◆ Written exercise ◆
Lines holding the string "rough" are the ones to copy from this listing.

◆ The data ◆
• • • • • • •
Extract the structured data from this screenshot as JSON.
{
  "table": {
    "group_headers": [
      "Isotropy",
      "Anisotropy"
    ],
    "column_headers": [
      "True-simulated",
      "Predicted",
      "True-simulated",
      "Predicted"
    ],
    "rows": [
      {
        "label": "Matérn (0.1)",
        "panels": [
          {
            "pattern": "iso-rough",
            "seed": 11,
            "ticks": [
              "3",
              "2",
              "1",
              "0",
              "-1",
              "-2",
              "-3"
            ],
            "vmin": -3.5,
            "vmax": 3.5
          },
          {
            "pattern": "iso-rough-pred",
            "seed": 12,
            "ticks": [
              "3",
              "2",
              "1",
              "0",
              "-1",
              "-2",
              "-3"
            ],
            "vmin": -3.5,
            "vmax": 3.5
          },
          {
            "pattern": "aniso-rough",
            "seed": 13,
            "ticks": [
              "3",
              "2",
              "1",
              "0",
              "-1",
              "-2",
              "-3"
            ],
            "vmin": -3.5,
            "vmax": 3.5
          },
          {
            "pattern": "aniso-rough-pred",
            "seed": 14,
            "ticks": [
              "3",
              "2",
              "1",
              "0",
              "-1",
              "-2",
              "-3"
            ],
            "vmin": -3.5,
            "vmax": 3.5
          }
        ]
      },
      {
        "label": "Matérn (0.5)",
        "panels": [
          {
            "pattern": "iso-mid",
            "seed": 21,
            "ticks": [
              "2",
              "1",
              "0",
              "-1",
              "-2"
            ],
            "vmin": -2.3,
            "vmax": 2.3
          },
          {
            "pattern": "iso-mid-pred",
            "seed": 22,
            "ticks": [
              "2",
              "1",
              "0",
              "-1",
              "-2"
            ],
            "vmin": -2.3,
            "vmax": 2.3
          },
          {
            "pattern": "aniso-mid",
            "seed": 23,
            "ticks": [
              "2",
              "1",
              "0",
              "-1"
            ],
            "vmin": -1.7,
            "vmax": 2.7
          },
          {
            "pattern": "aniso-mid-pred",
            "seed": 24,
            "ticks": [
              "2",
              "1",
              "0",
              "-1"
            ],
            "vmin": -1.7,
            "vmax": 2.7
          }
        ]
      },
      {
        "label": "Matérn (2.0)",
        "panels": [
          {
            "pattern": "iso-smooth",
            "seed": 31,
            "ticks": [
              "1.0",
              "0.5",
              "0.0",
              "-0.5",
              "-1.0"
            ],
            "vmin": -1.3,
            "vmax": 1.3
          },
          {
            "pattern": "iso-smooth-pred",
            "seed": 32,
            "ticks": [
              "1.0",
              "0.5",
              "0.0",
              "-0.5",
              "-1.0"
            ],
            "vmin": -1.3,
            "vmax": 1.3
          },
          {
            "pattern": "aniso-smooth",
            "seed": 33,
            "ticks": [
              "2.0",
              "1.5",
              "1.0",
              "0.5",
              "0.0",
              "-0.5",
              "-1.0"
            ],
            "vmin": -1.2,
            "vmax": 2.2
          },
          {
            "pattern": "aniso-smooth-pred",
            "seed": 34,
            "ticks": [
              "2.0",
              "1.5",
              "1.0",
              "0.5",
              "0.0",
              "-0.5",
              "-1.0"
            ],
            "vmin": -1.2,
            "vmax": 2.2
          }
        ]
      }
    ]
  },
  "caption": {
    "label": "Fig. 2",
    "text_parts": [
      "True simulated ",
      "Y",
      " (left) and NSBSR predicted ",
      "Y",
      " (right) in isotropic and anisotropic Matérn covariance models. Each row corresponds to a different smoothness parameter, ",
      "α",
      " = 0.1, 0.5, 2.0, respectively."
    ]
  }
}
• • • • • • •
◆ Finished task ◆
            "pattern": "iso-rough",
            "pattern": "iso-rough-pred",
            "pattern": "aniso-rough",
            "pattern": "aniso-rough-pred",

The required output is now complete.